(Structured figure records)
━━━━━━
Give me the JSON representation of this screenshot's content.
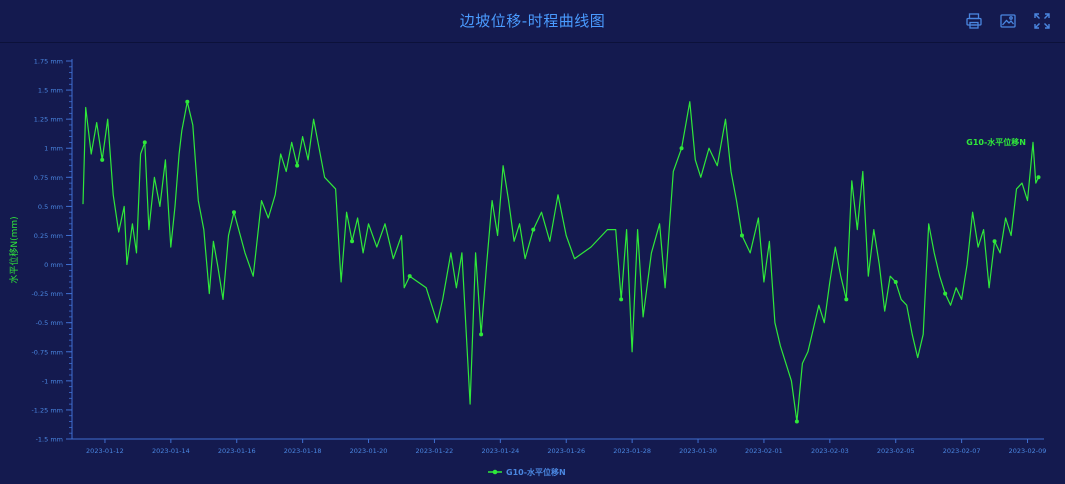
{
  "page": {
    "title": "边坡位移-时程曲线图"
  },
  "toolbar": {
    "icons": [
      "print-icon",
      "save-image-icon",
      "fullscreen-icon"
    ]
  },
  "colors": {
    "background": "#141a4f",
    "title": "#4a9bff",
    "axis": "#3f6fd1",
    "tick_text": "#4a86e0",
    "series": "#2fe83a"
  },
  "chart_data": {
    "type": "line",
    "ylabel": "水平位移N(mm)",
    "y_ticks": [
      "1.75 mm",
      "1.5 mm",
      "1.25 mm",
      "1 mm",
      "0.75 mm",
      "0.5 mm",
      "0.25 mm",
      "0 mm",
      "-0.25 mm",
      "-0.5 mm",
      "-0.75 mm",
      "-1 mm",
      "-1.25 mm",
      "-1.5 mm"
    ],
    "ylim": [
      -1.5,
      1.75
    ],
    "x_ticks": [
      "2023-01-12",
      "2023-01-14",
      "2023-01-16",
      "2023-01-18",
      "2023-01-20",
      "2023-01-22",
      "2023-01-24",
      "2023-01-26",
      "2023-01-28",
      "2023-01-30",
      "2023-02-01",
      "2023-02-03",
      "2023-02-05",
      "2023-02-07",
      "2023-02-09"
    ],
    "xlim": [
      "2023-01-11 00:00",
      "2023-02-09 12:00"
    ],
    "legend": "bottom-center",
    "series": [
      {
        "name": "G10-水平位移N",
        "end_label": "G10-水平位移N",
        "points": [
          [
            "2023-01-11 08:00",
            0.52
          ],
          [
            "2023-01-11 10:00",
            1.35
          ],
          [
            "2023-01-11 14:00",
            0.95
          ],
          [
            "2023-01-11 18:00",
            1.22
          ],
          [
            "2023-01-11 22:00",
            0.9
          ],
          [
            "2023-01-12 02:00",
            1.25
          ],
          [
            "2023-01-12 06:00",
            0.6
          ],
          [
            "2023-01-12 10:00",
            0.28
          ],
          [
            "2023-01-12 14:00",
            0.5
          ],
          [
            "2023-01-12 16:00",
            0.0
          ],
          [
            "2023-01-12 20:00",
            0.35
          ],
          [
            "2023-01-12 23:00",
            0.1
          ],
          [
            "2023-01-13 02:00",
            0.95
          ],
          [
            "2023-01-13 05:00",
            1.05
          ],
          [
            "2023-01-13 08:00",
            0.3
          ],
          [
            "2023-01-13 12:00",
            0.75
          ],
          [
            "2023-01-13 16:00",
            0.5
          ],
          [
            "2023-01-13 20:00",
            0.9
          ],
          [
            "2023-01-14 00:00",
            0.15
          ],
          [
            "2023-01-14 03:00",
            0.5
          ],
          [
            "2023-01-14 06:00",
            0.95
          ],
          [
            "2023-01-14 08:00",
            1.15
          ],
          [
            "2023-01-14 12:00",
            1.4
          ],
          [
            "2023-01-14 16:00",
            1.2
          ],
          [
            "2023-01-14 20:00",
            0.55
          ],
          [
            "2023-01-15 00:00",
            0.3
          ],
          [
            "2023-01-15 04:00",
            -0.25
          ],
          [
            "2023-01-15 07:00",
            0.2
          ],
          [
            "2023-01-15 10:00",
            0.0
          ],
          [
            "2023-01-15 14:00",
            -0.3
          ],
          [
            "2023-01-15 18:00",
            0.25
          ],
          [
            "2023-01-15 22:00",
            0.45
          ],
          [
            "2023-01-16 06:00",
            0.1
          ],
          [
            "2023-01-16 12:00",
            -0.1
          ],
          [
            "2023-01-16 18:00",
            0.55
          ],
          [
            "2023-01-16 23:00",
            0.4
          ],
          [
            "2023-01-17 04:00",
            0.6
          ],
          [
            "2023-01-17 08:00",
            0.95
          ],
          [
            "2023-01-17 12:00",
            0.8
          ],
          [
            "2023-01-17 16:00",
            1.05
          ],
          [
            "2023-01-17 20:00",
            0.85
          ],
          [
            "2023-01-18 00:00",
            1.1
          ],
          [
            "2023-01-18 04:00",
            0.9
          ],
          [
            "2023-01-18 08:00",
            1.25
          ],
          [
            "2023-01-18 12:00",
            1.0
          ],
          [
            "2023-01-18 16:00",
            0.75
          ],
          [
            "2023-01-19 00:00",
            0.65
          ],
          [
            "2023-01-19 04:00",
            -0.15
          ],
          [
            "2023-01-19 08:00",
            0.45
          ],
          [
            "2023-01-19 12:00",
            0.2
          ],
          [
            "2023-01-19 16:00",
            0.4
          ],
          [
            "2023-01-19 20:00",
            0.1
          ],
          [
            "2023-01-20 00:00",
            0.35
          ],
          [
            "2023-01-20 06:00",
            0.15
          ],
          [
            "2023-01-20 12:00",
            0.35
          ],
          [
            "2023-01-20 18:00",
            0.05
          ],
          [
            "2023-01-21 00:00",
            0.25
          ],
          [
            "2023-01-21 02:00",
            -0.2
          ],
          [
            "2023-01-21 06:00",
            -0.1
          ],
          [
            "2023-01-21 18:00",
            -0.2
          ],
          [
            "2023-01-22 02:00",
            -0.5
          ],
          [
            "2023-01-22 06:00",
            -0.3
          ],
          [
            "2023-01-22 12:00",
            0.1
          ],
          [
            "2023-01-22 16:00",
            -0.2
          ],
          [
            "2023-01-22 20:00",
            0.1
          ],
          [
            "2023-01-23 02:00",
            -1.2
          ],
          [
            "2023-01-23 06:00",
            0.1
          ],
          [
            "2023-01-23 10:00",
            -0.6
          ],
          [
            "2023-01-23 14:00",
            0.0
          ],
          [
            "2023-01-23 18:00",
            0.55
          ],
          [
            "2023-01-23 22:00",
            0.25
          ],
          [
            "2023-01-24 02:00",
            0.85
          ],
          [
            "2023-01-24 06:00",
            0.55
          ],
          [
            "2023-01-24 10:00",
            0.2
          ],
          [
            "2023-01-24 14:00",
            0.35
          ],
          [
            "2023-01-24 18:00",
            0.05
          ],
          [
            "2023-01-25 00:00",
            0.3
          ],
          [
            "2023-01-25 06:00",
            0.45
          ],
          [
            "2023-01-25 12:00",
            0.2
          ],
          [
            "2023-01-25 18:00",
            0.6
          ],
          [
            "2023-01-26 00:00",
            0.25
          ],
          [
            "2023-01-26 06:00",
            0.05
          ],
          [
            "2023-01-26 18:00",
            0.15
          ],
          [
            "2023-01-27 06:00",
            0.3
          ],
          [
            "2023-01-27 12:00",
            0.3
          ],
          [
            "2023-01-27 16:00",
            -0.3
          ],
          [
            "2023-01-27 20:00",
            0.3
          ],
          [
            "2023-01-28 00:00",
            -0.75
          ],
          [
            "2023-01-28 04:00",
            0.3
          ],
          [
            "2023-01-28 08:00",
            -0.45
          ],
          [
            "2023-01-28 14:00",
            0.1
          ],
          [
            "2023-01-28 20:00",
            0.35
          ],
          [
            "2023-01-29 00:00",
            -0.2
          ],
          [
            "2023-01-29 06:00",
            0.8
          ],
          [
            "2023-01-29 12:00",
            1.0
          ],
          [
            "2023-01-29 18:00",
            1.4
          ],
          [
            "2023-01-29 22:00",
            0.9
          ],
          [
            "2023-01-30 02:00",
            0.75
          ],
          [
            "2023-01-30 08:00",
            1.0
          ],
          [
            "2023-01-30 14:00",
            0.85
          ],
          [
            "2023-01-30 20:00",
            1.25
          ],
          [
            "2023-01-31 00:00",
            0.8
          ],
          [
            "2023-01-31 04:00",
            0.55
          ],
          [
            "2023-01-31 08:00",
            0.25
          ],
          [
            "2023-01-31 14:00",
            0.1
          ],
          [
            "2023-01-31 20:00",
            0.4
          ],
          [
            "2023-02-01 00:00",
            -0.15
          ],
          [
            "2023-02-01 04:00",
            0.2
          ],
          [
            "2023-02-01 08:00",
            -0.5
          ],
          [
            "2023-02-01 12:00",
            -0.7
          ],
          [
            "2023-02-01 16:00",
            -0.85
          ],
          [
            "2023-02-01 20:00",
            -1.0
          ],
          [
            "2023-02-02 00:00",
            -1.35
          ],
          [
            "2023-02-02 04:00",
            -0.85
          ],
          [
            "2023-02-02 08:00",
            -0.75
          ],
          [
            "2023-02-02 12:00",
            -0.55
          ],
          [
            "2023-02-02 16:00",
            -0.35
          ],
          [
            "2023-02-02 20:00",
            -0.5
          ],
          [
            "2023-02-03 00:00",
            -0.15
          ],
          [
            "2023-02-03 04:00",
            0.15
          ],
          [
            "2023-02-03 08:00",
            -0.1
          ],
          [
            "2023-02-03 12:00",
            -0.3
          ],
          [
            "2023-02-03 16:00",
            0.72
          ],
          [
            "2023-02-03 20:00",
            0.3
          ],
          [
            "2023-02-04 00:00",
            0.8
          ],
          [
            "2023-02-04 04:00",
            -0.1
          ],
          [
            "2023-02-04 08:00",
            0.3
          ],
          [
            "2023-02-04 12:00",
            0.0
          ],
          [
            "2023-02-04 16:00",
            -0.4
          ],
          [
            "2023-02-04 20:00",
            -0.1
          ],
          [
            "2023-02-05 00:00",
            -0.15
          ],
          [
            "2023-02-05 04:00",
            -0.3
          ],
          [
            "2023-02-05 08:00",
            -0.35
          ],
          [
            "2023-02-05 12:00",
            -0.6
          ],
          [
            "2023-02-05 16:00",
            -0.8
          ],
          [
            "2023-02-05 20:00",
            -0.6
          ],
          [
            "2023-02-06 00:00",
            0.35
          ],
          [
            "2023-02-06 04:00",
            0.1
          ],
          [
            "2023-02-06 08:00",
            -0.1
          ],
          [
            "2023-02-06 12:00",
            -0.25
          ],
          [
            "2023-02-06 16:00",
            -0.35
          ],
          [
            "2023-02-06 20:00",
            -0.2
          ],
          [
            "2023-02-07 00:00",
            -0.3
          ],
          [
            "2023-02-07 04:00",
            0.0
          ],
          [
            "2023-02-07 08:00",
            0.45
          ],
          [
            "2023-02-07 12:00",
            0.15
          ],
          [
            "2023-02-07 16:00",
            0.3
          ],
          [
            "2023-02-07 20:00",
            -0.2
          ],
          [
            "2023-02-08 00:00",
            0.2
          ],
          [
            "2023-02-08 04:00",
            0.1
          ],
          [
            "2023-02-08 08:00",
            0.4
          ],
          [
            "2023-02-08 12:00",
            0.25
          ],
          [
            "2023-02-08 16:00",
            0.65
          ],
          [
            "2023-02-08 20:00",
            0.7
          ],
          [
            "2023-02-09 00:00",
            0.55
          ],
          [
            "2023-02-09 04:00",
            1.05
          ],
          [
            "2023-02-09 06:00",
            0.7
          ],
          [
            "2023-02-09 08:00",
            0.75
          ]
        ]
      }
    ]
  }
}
━━━━━━
● **WHAT TO WORK ON**: Gather each line holding the string "水平位移N".

● **THE SOLUTION**:
    "ylabel": "水平位移N(mm)",
        "name": "G10-水平位移N",
        "end_label": "G10-水平位移N",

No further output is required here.